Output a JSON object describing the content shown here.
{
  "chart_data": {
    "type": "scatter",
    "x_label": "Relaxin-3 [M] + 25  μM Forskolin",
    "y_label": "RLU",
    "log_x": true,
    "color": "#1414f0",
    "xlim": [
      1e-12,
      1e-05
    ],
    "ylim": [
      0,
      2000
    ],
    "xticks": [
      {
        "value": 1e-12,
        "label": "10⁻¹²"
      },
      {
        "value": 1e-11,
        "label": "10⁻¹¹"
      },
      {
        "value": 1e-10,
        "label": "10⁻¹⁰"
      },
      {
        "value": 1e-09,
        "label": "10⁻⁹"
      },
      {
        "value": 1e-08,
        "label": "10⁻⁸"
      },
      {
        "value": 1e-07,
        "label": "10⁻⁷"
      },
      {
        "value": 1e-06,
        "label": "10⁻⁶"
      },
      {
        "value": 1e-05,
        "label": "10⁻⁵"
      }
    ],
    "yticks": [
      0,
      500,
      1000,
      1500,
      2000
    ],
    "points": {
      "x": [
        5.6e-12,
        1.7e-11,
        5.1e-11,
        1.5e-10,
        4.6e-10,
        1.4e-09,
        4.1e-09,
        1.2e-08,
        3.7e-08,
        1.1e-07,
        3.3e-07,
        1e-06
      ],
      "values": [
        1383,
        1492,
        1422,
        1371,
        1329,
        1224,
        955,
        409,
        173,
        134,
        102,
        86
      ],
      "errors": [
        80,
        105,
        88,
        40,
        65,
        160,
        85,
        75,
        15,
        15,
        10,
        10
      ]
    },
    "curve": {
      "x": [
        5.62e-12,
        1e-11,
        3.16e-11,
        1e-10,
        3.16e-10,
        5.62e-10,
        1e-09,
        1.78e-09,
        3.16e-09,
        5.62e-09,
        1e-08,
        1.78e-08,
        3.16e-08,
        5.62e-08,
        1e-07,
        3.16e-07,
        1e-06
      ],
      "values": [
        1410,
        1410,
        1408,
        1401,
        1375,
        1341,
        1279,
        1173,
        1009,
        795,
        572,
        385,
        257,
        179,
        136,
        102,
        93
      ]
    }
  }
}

- _Task statement_: Reproduce the complete set of lines precisely as supplied.

- _Response to this exercise_:
Output a JSON object describing the content shown here.
{
  "chart_data": {
    "type": "scatter",
    "x_label": "Relaxin-3 [M] + 25  μM Forskolin",
    "y_label": "RLU",
    "log_x": true,
    "color": "#1414f0",
    "xlim": [
      1e-12,
      1e-05
    ],
    "ylim": [
      0,
      2000
    ],
    "xticks": [
      {
        "value": 1e-12,
        "label": "10⁻¹²"
      },
      {
        "value": 1e-11,
        "label": "10⁻¹¹"
      },
      {
        "value": 1e-10,
        "label": "10⁻¹⁰"
      },
      {
        "value": 1e-09,
        "label": "10⁻⁹"
      },
      {
        "value": 1e-08,
        "label": "10⁻⁸"
      },
      {
        "value": 1e-07,
        "label": "10⁻⁷"
      },
      {
        "value": 1e-06,
        "label": "10⁻⁶"
      },
      {
        "value": 1e-05,
        "label": "10⁻⁵"
      }
    ],
    "yticks": [
      0,
      500,
      1000,
      1500,
      2000
    ],
    "points": {
      "x": [
        5.6e-12,
        1.7e-11,
        5.1e-11,
        1.5e-10,
        4.6e-10,
        1.4e-09,
        4.1e-09,
        1.2e-08,
        3.7e-08,
        1.1e-07,
        3.3e-07,
        1e-06
      ],
      "values": [
        1383,
        1492,
        1422,
        1371,
        1329,
        1224,
        955,
        409,
        173,
        134,
        102,
        86
      ],
      "errors": [
        80,
        105,
        88,
        40,
        65,
        160,
        85,
        75,
        15,
        15,
        10,
        10
      ]
    },
    "curve": {
      "x": [
        5.62e-12,
        1e-11,
        3.16e-11,
        1e-10,
        3.16e-10,
        5.62e-10,
        1e-09,
        1.78e-09,
        3.16e-09,
        5.62e-09,
        1e-08,
        1.78e-08,
        3.16e-08,
        5.62e-08,
        1e-07,
        3.16e-07,
        1e-06
      ],
      "values": [
        1410,
        1410,
        1408,
        1401,
        1375,
        1341,
        1279,
        1173,
        1009,
        795,
        572,
        385,
        257,
        179,
        136,
        102,
        93
      ]
    }
  }
}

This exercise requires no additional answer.